§ **WHAT YOU NEED TO DO**:
Rewrite only the lines from the line with "candle-up xyxy=(199,80,209,102)" to the line with "candle-up xyxy=(42,335,52,370)", switching every "candle-down" to "candle-bearish" and leaving everything else unchanged.

[Visual layout records]
****

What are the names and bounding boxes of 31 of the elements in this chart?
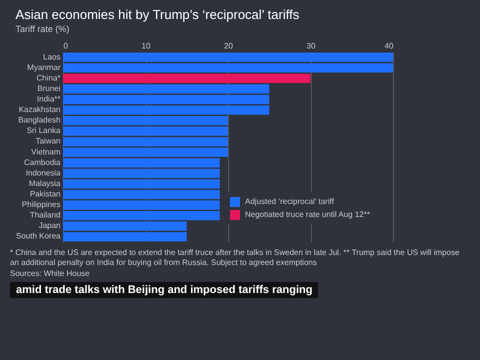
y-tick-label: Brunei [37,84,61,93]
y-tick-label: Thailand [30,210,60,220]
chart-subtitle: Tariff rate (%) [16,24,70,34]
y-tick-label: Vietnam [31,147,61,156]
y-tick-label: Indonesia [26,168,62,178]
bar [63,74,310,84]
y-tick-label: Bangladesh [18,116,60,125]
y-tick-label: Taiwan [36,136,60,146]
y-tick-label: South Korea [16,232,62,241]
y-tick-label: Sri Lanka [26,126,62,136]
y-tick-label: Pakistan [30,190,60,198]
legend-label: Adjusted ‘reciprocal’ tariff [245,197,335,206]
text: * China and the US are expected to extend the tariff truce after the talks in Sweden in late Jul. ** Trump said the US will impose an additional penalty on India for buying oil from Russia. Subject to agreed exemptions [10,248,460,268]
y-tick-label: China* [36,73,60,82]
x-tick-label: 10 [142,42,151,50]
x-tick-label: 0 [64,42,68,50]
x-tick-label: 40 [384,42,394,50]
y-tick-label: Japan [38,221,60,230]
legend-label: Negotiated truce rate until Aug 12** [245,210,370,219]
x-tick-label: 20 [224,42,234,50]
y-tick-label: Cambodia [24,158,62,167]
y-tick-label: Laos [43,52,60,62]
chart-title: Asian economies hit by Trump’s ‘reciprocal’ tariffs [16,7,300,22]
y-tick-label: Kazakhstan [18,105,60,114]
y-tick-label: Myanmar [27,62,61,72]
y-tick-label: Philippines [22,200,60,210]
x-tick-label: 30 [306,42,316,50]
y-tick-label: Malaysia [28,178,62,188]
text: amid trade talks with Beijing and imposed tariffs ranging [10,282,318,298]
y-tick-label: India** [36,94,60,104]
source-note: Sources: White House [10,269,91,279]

****

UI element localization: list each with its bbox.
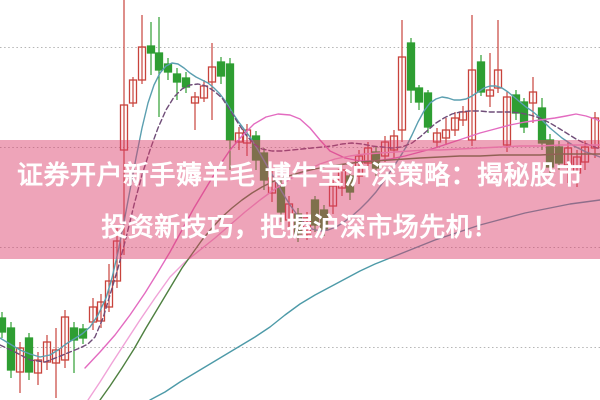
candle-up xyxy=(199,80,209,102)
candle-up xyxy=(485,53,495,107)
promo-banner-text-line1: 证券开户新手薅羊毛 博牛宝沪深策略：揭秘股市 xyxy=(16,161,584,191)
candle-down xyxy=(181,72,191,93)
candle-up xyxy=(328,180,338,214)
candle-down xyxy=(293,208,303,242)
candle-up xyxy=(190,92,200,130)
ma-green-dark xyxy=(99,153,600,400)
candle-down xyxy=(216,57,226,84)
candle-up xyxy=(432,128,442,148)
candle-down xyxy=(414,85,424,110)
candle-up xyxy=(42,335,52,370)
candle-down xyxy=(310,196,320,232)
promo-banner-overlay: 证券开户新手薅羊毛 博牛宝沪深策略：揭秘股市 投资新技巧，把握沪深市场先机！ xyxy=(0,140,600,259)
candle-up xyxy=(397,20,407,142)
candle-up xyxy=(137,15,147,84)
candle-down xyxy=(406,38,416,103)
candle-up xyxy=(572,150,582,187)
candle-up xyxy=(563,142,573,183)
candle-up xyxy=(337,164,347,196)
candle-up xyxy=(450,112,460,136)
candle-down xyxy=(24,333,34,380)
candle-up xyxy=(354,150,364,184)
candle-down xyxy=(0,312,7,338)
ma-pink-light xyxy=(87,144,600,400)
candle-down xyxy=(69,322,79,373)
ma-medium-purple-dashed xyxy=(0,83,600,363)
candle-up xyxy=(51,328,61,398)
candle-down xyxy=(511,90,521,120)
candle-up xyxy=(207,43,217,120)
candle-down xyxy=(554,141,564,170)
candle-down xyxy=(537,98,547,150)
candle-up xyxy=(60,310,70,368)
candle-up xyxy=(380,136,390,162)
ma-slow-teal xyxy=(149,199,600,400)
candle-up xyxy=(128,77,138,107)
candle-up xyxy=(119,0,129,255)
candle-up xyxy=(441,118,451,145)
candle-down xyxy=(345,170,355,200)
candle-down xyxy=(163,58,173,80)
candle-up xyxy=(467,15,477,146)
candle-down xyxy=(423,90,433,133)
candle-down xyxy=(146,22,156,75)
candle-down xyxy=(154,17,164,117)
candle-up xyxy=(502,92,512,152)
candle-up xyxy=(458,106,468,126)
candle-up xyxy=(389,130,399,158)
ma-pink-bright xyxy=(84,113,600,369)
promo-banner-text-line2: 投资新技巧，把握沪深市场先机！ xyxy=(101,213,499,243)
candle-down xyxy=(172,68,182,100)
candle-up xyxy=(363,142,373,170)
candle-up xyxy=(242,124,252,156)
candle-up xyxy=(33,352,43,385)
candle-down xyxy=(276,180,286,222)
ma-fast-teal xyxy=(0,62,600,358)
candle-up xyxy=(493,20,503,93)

****

§ **RESPONSE**:
candle-up xyxy=(199,80,209,102)
candle-up xyxy=(485,53,495,107)
promo-banner-text-line1: 证券开户新手薅羊毛 博牛宝沪深策略：揭秘股市 xyxy=(16,161,584,191)
candle-bearish xyxy=(181,72,191,93)
candle-up xyxy=(328,180,338,214)
candle-bearish xyxy=(293,208,303,242)
candle-up xyxy=(190,92,200,130)
ma-green-dark xyxy=(99,153,600,400)
candle-bearish xyxy=(216,57,226,84)
candle-up xyxy=(432,128,442,148)
candle-bearish xyxy=(414,85,424,110)
candle-up xyxy=(42,335,52,370)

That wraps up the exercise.